> [What is asked]: Each line in the entries below that holds the string "name" is to be listed.

- - -

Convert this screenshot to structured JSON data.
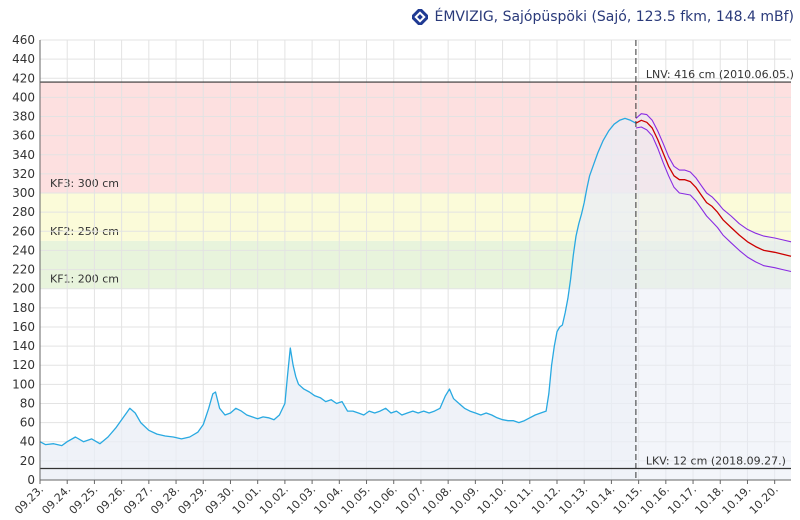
{
  "header": {
    "title": "ÉMVIZIG, Sajópüspöki (Sajó, 123.5 fkm, 148.4 mBf)",
    "logo_icon": "emvizig-logo-icon",
    "title_color": "#2a3a7a"
  },
  "chart_data": {
    "type": "line",
    "title": "ÉMVIZIG, Sajópüspöki (Sajó, 123.5 fkm, 148.4 mBf)",
    "xlabel": "",
    "ylabel": "",
    "ylim": [
      0,
      460
    ],
    "y_ticks": [
      0,
      20,
      40,
      60,
      80,
      100,
      120,
      140,
      160,
      180,
      200,
      220,
      240,
      260,
      280,
      300,
      320,
      340,
      360,
      380,
      400,
      420,
      440,
      460
    ],
    "x_range": [
      0,
      27.6
    ],
    "x_ticks": [
      {
        "pos": 0,
        "label": "09.23."
      },
      {
        "pos": 1,
        "label": "09.24."
      },
      {
        "pos": 2,
        "label": "09.25."
      },
      {
        "pos": 3,
        "label": "09.26."
      },
      {
        "pos": 4,
        "label": "09.27."
      },
      {
        "pos": 5,
        "label": "09.28."
      },
      {
        "pos": 6,
        "label": "09.29."
      },
      {
        "pos": 7,
        "label": "09.30."
      },
      {
        "pos": 8,
        "label": "10.01."
      },
      {
        "pos": 9,
        "label": "10.02."
      },
      {
        "pos": 10,
        "label": "10.03."
      },
      {
        "pos": 11,
        "label": "10.04."
      },
      {
        "pos": 12,
        "label": "10.05."
      },
      {
        "pos": 13,
        "label": "10.06."
      },
      {
        "pos": 14,
        "label": "10.07."
      },
      {
        "pos": 15,
        "label": "10.08."
      },
      {
        "pos": 16,
        "label": "10.09."
      },
      {
        "pos": 17,
        "label": "10.10."
      },
      {
        "pos": 18,
        "label": "10.11."
      },
      {
        "pos": 19,
        "label": "10.12."
      },
      {
        "pos": 20,
        "label": "10.13."
      },
      {
        "pos": 21,
        "label": "10.14."
      },
      {
        "pos": 22,
        "label": "10.15."
      },
      {
        "pos": 23,
        "label": "10.16."
      },
      {
        "pos": 24,
        "label": "10.17."
      },
      {
        "pos": 25,
        "label": "10.18."
      },
      {
        "pos": 26,
        "label": "10.19."
      },
      {
        "pos": 27,
        "label": "10.20."
      }
    ],
    "grid": true,
    "bands": [
      {
        "name": "KF1",
        "label": "KF1: 200 cm",
        "from": 200,
        "to": 250,
        "color": "#e8f4dc"
      },
      {
        "name": "KF2",
        "label": "KF2: 250 cm",
        "from": 250,
        "to": 300,
        "color": "#fbfbd9"
      },
      {
        "name": "KF3",
        "label": "KF3: 300 cm",
        "from": 300,
        "to": 416,
        "color": "#fde0e0"
      }
    ],
    "reference_lines": [
      {
        "name": "LNV",
        "label": "LNV: 416 cm (2010.06.05.)",
        "value": 416,
        "color": "#333333"
      },
      {
        "name": "LKV",
        "label": "LKV: 12 cm (2018.09.27.)",
        "value": 12,
        "color": "#333333"
      }
    ],
    "now_marker": 21.9,
    "observed": {
      "color": "#29a9e1",
      "points": [
        [
          0,
          40
        ],
        [
          0.2,
          37
        ],
        [
          0.5,
          38
        ],
        [
          0.8,
          36
        ],
        [
          1,
          40
        ],
        [
          1.3,
          45
        ],
        [
          1.6,
          40
        ],
        [
          1.9,
          43
        ],
        [
          2.2,
          38
        ],
        [
          2.5,
          45
        ],
        [
          2.8,
          55
        ],
        [
          3.1,
          67
        ],
        [
          3.3,
          75
        ],
        [
          3.5,
          70
        ],
        [
          3.7,
          60
        ],
        [
          4,
          52
        ],
        [
          4.3,
          48
        ],
        [
          4.6,
          46
        ],
        [
          4.9,
          45
        ],
        [
          5.2,
          43
        ],
        [
          5.5,
          45
        ],
        [
          5.8,
          50
        ],
        [
          6,
          58
        ],
        [
          6.2,
          75
        ],
        [
          6.35,
          90
        ],
        [
          6.45,
          92
        ],
        [
          6.6,
          75
        ],
        [
          6.8,
          68
        ],
        [
          7,
          70
        ],
        [
          7.2,
          75
        ],
        [
          7.4,
          72
        ],
        [
          7.6,
          68
        ],
        [
          7.8,
          66
        ],
        [
          8,
          64
        ],
        [
          8.2,
          66
        ],
        [
          8.4,
          65
        ],
        [
          8.6,
          63
        ],
        [
          8.8,
          68
        ],
        [
          9,
          80
        ],
        [
          9.1,
          110
        ],
        [
          9.2,
          138
        ],
        [
          9.3,
          120
        ],
        [
          9.4,
          108
        ],
        [
          9.5,
          100
        ],
        [
          9.7,
          95
        ],
        [
          9.9,
          92
        ],
        [
          10.1,
          88
        ],
        [
          10.3,
          86
        ],
        [
          10.5,
          82
        ],
        [
          10.7,
          84
        ],
        [
          10.9,
          80
        ],
        [
          11.1,
          82
        ],
        [
          11.3,
          72
        ],
        [
          11.5,
          72
        ],
        [
          11.7,
          70
        ],
        [
          11.9,
          68
        ],
        [
          12.1,
          72
        ],
        [
          12.3,
          70
        ],
        [
          12.5,
          72
        ],
        [
          12.7,
          75
        ],
        [
          12.9,
          70
        ],
        [
          13.1,
          72
        ],
        [
          13.3,
          68
        ],
        [
          13.5,
          70
        ],
        [
          13.7,
          72
        ],
        [
          13.9,
          70
        ],
        [
          14.1,
          72
        ],
        [
          14.3,
          70
        ],
        [
          14.5,
          72
        ],
        [
          14.7,
          75
        ],
        [
          14.9,
          88
        ],
        [
          15.05,
          95
        ],
        [
          15.2,
          85
        ],
        [
          15.4,
          80
        ],
        [
          15.6,
          75
        ],
        [
          15.8,
          72
        ],
        [
          16,
          70
        ],
        [
          16.2,
          68
        ],
        [
          16.4,
          70
        ],
        [
          16.6,
          68
        ],
        [
          16.8,
          65
        ],
        [
          17,
          63
        ],
        [
          17.2,
          62
        ],
        [
          17.4,
          62
        ],
        [
          17.6,
          60
        ],
        [
          17.8,
          62
        ],
        [
          18,
          65
        ],
        [
          18.2,
          68
        ],
        [
          18.4,
          70
        ],
        [
          18.6,
          72
        ],
        [
          18.7,
          90
        ],
        [
          18.8,
          120
        ],
        [
          18.9,
          140
        ],
        [
          19,
          155
        ],
        [
          19.1,
          160
        ],
        [
          19.2,
          162
        ],
        [
          19.3,
          175
        ],
        [
          19.4,
          190
        ],
        [
          19.5,
          210
        ],
        [
          19.6,
          235
        ],
        [
          19.7,
          255
        ],
        [
          19.8,
          268
        ],
        [
          19.9,
          278
        ],
        [
          20,
          290
        ],
        [
          20.1,
          305
        ],
        [
          20.2,
          318
        ],
        [
          20.35,
          330
        ],
        [
          20.5,
          342
        ],
        [
          20.7,
          355
        ],
        [
          20.9,
          365
        ],
        [
          21.1,
          372
        ],
        [
          21.3,
          376
        ],
        [
          21.5,
          378
        ],
        [
          21.7,
          376
        ],
        [
          21.9,
          373
        ]
      ]
    },
    "forecast": {
      "color": "#cc0000",
      "band_color": "#8a2be2",
      "points": [
        [
          21.9,
          373
        ],
        [
          22.1,
          376
        ],
        [
          22.3,
          374
        ],
        [
          22.5,
          368
        ],
        [
          22.7,
          356
        ],
        [
          22.9,
          342
        ],
        [
          23.1,
          328
        ],
        [
          23.3,
          318
        ],
        [
          23.5,
          314
        ],
        [
          23.7,
          314
        ],
        [
          23.9,
          312
        ],
        [
          24.1,
          306
        ],
        [
          24.3,
          298
        ],
        [
          24.5,
          290
        ],
        [
          24.7,
          286
        ],
        [
          24.9,
          280
        ],
        [
          25.1,
          272
        ],
        [
          25.4,
          264
        ],
        [
          25.7,
          256
        ],
        [
          26,
          249
        ],
        [
          26.3,
          244
        ],
        [
          26.6,
          240
        ],
        [
          27,
          238
        ],
        [
          27.3,
          236
        ],
        [
          27.6,
          234
        ]
      ],
      "upper": [
        [
          21.9,
          378
        ],
        [
          22.1,
          383
        ],
        [
          22.3,
          382
        ],
        [
          22.5,
          376
        ],
        [
          22.7,
          365
        ],
        [
          22.9,
          352
        ],
        [
          23.1,
          338
        ],
        [
          23.3,
          328
        ],
        [
          23.5,
          324
        ],
        [
          23.7,
          324
        ],
        [
          23.9,
          322
        ],
        [
          24.1,
          316
        ],
        [
          24.3,
          308
        ],
        [
          24.5,
          300
        ],
        [
          24.7,
          296
        ],
        [
          24.9,
          290
        ],
        [
          25.1,
          283
        ],
        [
          25.4,
          276
        ],
        [
          25.7,
          268
        ],
        [
          26,
          262
        ],
        [
          26.3,
          258
        ],
        [
          26.6,
          255
        ],
        [
          27,
          253
        ],
        [
          27.3,
          251
        ],
        [
          27.6,
          249
        ]
      ],
      "lower": [
        [
          21.9,
          368
        ],
        [
          22.1,
          369
        ],
        [
          22.3,
          366
        ],
        [
          22.5,
          360
        ],
        [
          22.7,
          347
        ],
        [
          22.9,
          332
        ],
        [
          23.1,
          318
        ],
        [
          23.3,
          306
        ],
        [
          23.5,
          300
        ],
        [
          23.7,
          299
        ],
        [
          23.9,
          298
        ],
        [
          24.1,
          292
        ],
        [
          24.3,
          284
        ],
        [
          24.5,
          276
        ],
        [
          24.7,
          270
        ],
        [
          24.9,
          264
        ],
        [
          25.1,
          256
        ],
        [
          25.4,
          248
        ],
        [
          25.7,
          240
        ],
        [
          26,
          233
        ],
        [
          26.3,
          228
        ],
        [
          26.6,
          224
        ],
        [
          27,
          222
        ],
        [
          27.3,
          220
        ],
        [
          27.6,
          218
        ]
      ]
    }
  }
}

- - -

> [Problem solution]:
        "name": "KF1",
        "name": "KF2",
        "name": "KF3",
        "name": "LNV",
        "name": "LKV",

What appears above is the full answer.